Material for this task:

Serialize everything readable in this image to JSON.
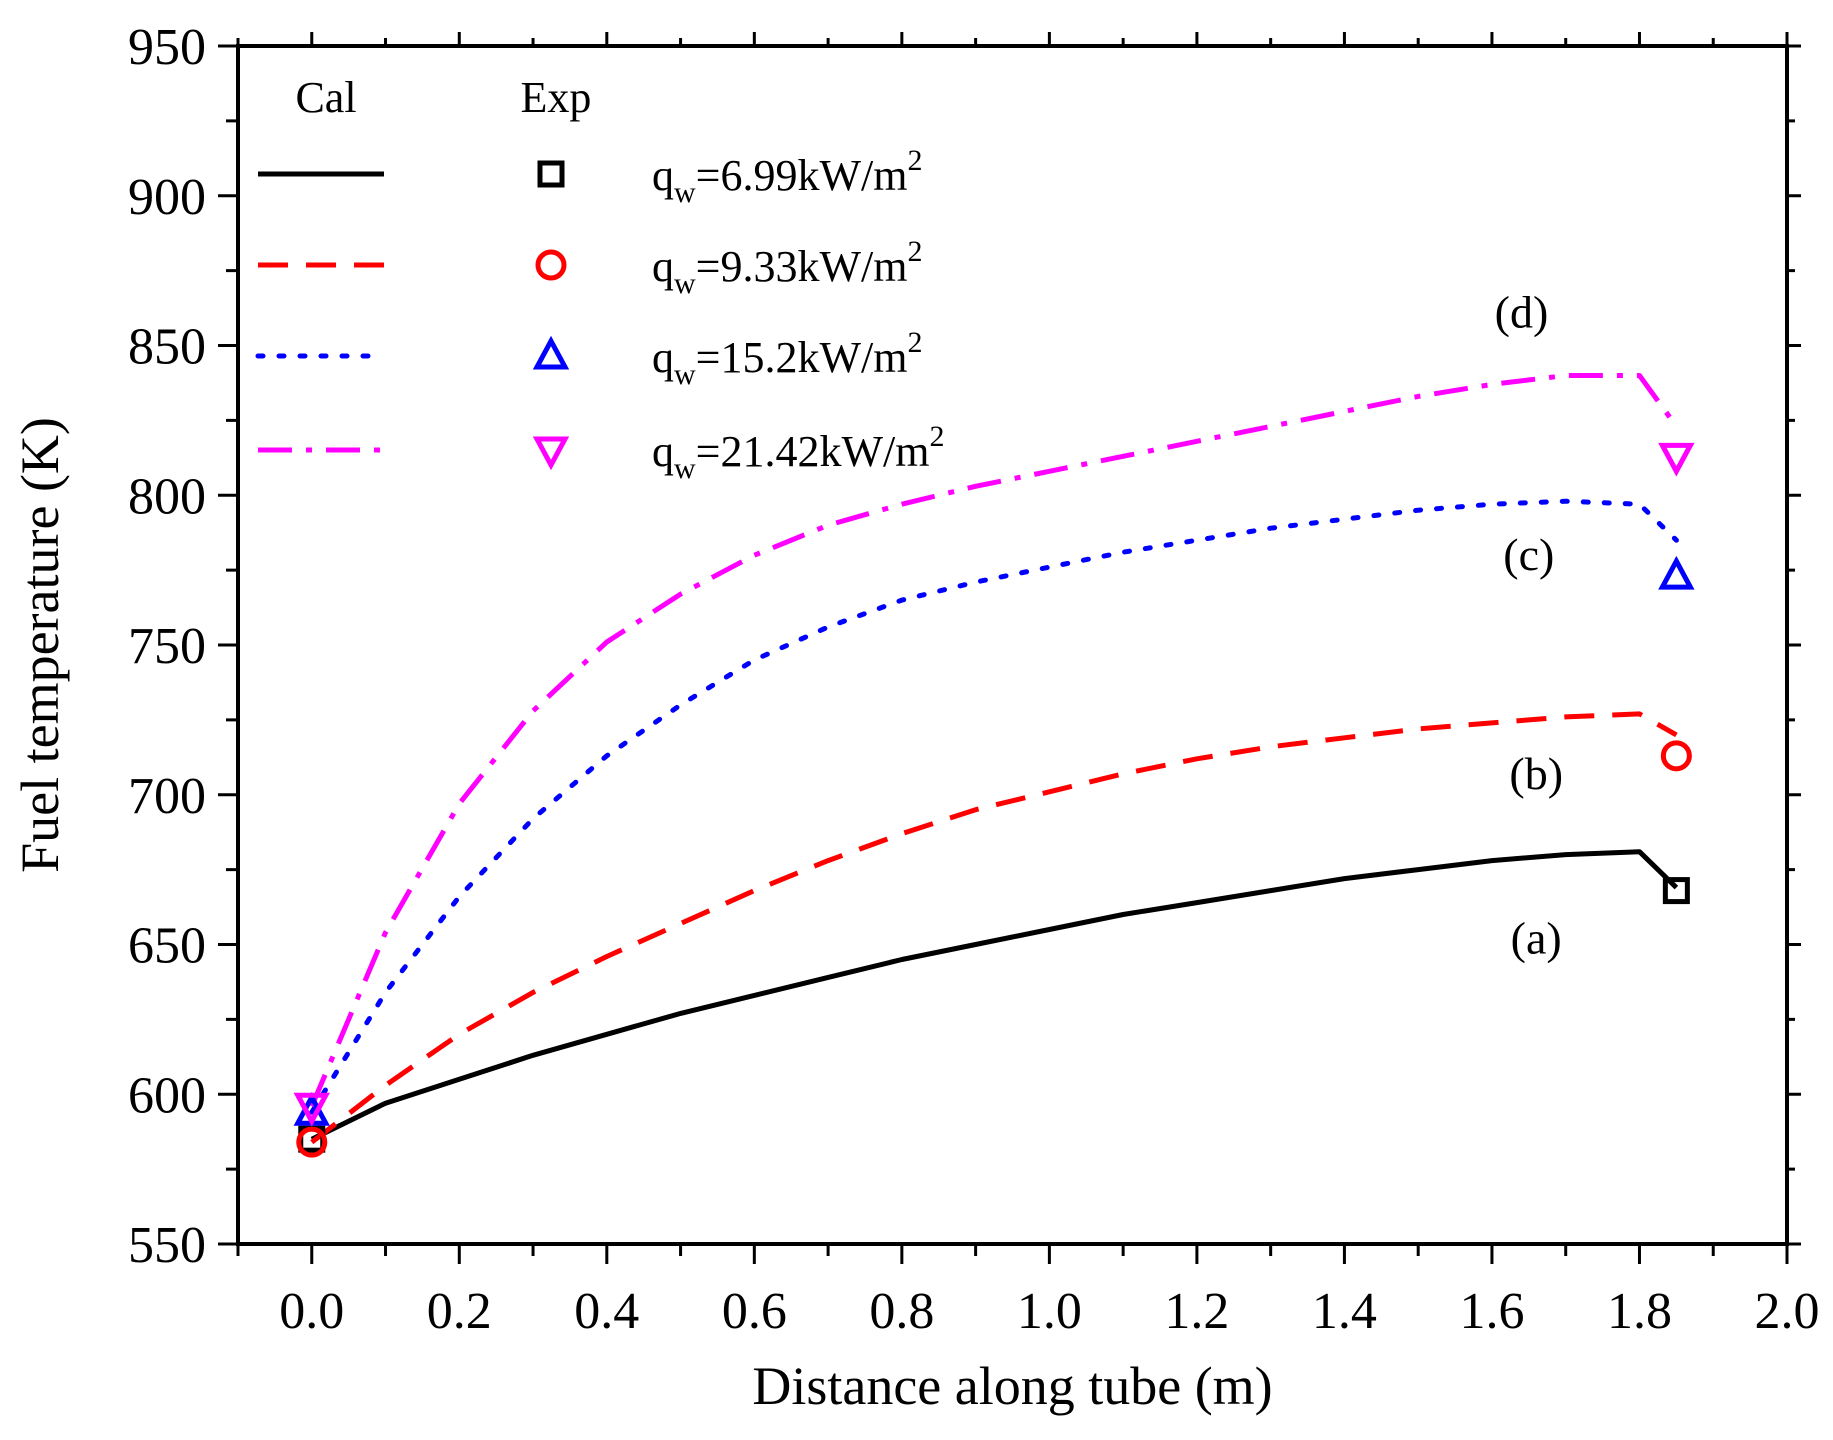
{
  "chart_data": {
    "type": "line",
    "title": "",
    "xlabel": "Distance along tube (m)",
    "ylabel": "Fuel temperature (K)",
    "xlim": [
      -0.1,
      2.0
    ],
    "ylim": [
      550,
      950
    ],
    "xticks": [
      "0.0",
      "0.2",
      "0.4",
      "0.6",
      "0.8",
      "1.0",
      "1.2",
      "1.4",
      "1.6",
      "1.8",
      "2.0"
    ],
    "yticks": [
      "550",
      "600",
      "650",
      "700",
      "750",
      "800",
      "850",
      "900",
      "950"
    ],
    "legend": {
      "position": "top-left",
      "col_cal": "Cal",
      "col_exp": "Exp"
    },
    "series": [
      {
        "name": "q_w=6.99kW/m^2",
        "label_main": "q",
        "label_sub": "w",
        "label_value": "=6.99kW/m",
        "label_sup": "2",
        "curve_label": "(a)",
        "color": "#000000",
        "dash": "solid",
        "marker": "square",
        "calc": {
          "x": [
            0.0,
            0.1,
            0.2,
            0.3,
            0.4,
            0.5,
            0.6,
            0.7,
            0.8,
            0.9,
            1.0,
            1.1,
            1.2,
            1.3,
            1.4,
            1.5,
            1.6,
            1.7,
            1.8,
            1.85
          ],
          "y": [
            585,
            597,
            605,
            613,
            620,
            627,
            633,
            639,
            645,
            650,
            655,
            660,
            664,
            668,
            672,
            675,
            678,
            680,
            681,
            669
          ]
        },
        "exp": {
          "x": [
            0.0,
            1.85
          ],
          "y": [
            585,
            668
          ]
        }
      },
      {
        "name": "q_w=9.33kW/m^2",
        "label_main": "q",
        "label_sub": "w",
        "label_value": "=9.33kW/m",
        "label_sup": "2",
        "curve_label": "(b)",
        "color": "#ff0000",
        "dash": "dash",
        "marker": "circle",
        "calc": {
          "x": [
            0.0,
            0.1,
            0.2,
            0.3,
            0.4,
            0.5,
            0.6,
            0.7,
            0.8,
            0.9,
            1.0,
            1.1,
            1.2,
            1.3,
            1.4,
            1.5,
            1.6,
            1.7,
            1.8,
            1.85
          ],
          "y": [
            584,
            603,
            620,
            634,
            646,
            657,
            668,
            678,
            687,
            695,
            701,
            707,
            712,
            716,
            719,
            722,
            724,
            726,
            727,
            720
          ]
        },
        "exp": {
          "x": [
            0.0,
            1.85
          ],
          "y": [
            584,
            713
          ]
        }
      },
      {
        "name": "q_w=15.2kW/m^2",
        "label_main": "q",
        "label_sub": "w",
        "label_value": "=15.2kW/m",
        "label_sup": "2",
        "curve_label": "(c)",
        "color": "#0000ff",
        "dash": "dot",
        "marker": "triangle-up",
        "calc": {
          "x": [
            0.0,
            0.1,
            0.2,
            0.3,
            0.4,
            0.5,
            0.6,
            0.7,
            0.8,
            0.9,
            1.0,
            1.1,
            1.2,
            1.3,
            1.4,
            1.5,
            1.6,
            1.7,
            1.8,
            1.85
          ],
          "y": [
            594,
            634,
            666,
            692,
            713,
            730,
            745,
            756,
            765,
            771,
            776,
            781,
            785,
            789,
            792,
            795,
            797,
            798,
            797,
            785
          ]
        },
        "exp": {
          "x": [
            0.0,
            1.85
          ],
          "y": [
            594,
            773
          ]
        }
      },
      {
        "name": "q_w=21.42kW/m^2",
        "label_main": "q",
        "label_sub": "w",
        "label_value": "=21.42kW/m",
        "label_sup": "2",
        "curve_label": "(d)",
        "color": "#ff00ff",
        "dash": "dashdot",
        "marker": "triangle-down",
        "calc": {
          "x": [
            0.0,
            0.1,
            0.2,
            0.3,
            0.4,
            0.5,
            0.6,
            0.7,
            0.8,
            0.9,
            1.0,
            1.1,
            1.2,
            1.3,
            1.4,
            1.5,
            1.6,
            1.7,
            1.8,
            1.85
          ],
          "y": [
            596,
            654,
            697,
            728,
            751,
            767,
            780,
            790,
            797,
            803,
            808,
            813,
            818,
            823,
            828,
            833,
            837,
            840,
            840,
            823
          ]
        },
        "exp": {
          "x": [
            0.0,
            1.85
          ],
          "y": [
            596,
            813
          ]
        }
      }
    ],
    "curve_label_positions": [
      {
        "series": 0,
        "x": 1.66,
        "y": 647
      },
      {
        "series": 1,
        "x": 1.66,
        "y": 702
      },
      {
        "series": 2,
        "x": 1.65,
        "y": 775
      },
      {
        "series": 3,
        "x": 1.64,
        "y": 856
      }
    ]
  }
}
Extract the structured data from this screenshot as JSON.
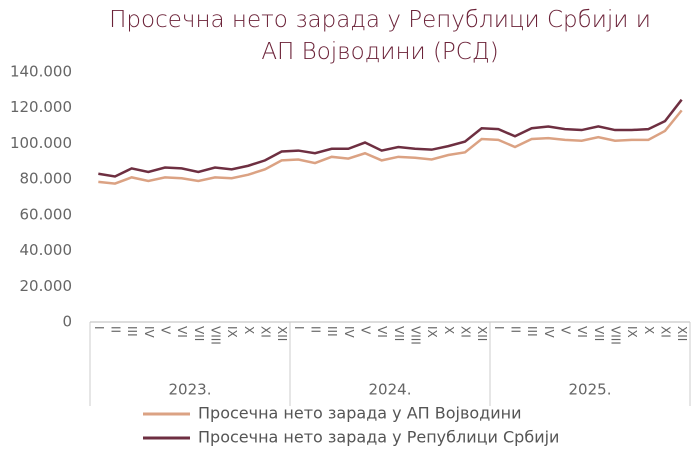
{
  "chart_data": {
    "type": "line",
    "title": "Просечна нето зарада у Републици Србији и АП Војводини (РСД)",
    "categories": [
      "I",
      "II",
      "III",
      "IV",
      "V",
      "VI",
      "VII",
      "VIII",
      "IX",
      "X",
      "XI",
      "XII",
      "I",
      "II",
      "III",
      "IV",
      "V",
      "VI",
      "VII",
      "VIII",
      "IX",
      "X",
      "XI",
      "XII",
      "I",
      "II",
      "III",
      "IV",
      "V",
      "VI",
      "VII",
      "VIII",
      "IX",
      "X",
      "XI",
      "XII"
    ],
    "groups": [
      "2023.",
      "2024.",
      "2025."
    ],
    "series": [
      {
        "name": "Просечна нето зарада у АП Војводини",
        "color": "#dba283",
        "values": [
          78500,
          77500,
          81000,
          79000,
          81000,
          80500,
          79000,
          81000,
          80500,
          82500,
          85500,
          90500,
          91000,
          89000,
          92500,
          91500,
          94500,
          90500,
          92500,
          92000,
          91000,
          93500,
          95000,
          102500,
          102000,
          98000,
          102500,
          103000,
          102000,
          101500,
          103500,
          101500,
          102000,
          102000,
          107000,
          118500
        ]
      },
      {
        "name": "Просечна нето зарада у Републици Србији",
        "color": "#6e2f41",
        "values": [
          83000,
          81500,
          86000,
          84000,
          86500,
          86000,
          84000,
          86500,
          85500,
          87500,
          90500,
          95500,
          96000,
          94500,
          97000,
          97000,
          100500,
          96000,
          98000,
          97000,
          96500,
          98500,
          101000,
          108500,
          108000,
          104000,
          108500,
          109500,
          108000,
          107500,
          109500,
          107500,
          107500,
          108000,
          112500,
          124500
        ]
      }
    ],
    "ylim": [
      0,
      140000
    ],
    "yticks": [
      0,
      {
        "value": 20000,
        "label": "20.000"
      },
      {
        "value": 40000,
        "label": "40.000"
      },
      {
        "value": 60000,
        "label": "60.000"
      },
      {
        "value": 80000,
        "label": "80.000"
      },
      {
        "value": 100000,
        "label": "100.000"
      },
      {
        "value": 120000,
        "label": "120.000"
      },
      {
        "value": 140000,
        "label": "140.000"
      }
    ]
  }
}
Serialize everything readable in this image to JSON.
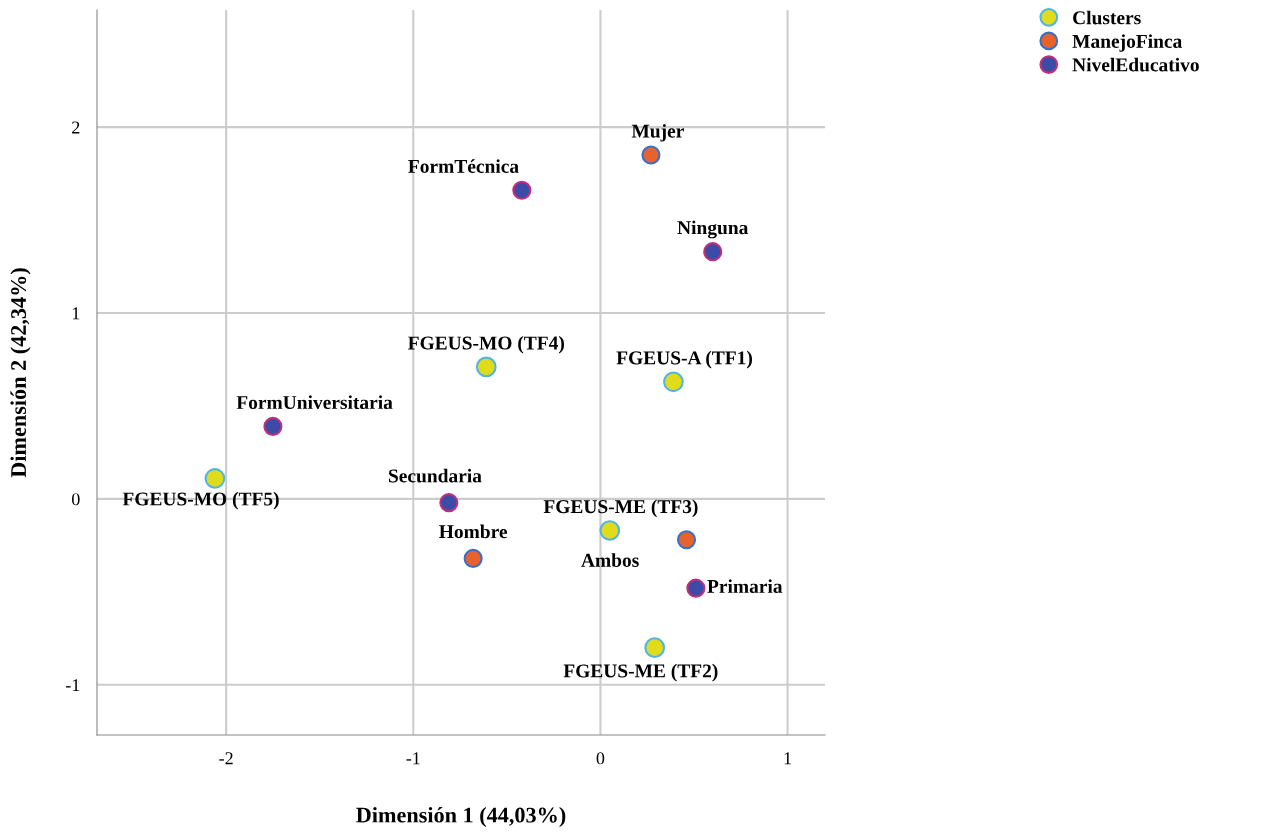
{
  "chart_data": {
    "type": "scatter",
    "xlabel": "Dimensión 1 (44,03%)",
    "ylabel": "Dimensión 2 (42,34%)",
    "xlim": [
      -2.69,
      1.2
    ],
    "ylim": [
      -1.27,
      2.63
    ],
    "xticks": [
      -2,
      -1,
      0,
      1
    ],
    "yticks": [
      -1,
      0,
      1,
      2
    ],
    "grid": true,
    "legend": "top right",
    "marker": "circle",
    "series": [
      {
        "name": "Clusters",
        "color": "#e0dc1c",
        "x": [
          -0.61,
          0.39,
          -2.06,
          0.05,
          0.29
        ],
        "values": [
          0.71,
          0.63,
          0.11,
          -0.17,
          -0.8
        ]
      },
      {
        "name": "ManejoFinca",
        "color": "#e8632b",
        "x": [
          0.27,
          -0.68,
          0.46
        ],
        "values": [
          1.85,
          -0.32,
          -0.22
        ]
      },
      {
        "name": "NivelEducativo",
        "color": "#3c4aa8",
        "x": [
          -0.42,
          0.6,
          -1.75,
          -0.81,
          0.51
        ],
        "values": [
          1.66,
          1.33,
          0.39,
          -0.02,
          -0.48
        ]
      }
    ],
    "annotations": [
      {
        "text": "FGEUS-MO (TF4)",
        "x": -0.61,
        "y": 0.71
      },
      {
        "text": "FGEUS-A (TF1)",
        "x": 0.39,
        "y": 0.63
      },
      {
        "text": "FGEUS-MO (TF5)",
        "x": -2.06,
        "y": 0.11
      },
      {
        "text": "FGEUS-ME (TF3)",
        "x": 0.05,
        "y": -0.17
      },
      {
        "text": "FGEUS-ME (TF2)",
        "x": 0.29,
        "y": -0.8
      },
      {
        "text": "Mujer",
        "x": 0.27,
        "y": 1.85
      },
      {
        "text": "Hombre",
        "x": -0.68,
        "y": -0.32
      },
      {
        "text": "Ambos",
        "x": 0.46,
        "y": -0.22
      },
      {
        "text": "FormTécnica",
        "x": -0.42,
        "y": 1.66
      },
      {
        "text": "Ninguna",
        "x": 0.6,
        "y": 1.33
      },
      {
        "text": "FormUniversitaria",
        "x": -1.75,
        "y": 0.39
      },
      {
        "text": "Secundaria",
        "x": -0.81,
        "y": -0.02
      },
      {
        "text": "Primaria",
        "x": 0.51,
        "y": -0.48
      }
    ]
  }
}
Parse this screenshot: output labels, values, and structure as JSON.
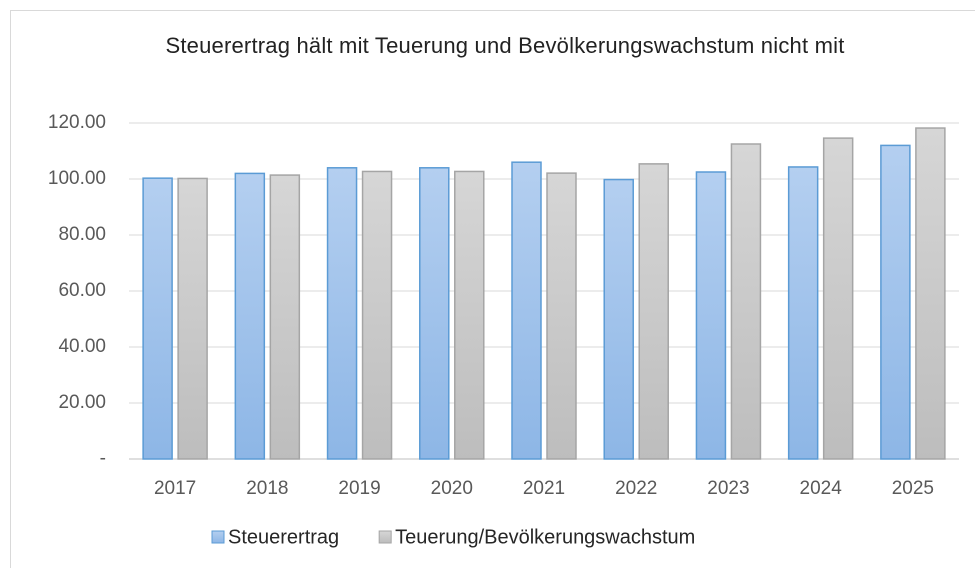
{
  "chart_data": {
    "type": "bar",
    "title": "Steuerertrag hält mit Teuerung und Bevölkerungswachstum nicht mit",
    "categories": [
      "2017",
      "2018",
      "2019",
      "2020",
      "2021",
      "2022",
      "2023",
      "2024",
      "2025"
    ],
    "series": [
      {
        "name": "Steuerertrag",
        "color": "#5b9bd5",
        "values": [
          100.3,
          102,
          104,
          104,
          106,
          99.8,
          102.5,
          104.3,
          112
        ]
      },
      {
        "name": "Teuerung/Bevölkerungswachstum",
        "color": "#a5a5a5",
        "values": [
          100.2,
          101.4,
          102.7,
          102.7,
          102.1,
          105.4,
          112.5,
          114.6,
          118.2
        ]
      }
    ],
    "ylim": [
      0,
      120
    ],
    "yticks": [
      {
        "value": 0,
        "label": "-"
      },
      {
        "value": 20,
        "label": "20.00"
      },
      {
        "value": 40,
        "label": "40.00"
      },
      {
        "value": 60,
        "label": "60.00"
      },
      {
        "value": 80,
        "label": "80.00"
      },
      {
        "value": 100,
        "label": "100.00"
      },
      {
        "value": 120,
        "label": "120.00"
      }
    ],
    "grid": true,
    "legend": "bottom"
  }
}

Objective: Look above for lines with the word "Републици" and copy them all.

Result of the exercise:
    "title": "Просечна нето зарада у Републици Србији и АП Војводини (РСД)",
        "name": "Просечна нето зарада у Републици Србији",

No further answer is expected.